WORK REQUIRED: Identify the lines holding "cerveau" and copy them.

Records
■ ■ ■ ■

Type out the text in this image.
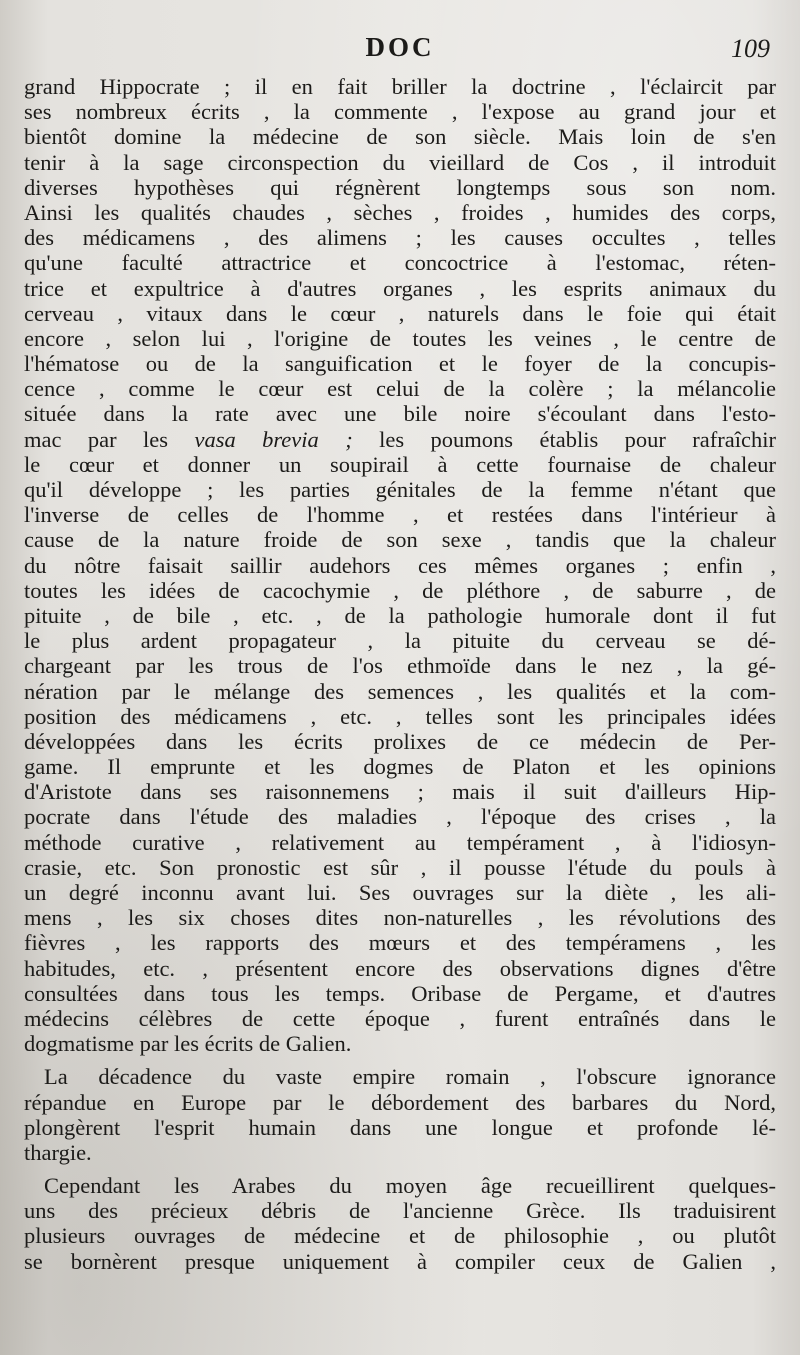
DOC	109
grand Hippocrate ; il en fait briller la doctrine , l'éclaircit par
ses nombreux écrits , la commente , l'expose au grand jour et
bientôt domine la médecine de son siècle. Mais loin de s'en
tenir à la sage circonspection du vieillard de Cos , il introduit
diverses hypothèses qui régnèrent longtemps sous son nom.
Ainsi les qualités chaudes , sèches , froides , humides des corps,
des médicamens , des alimens ; les causes occultes , telles
qu'une faculté attractrice et concoctrice à l'estomac, réten-
trice et expultrice à d'autres organes , les esprits animaux du
cerveau , vitaux dans le cœur , naturels dans le foie qui était
encore , selon lui , l'origine de toutes les veines , le centre de
l'hématose ou de la sanguification et le foyer de la concupis-
cence , comme le cœur est celui de la colère ; la mélancolie
située dans la rate avec une bile noire s'écoulant dans l'esto-
mac par les vasa brevia ; les poumons établis pour rafraîchir
le cœur et donner un soupirail à cette fournaise de chaleur
qu'il développe ; les parties génitales de la femme n'étant que
l'inverse de celles de l'homme , et restées dans l'intérieur à
cause de la nature froide de son sexe , tandis que la chaleur
du nôtre faisait saillir audehors ces mêmes organes ; enfin ,
toutes les idées de cacochymie , de pléthore , de saburre , de
pituite , de bile , etc. , de la pathologie humorale dont il fut
le plus ardent propagateur , la pituite du cerveau se dé-
chargeant par les trous de l'os ethmoïde dans le nez , la gé-
nération par le mélange des semences , les qualités et la com-
position des médicamens , etc. , telles sont les principales idées
développées dans les écrits prolixes de ce médecin de Per-
game. Il emprunte et les dogmes de Platon et les opinions
d'Aristote dans ses raisonnemens ; mais il suit d'ailleurs Hip-
pocrate dans l'étude des maladies , l'époque des crises , la
méthode curative , relativement au tempérament , à l'idiosyn-
crasie, etc. Son pronostic est sûr , il pousse l'étude du pouls à
un degré inconnu avant lui. Ses ouvrages sur la diète , les ali-
mens , les six choses dites non-naturelles , les révolutions des
fièvres , les rapports des mœurs et des tempéramens , les
habitudes, etc. , présentent encore des observations dignes d'être
consultées dans tous les temps. Oribase de Pergame, et d'autres
médecins célèbres de cette époque , furent entraînés dans le
dogmatisme par les écrits de Galien.
La décadence du vaste empire romain , l'obscure ignorance
répandue en Europe par le débordement des barbares du Nord,
plongèrent l'esprit humain dans une longue et profonde lé-
thargie.
Cependant les Arabes du moyen âge recueillirent quelques-
uns des précieux débris de l'ancienne Grèce. Ils traduisirent
plusieurs ouvrages de médecine et de philosophie , ou plutôt
se bornèrent presque uniquement à compiler ceux de Galien ,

■ ■ ■ ■

EXERCISE RESULT:
cerveau , vitaux dans le cœur , naturels dans le foie qui était
le plus ardent propagateur , la pituite du cerveau se dé-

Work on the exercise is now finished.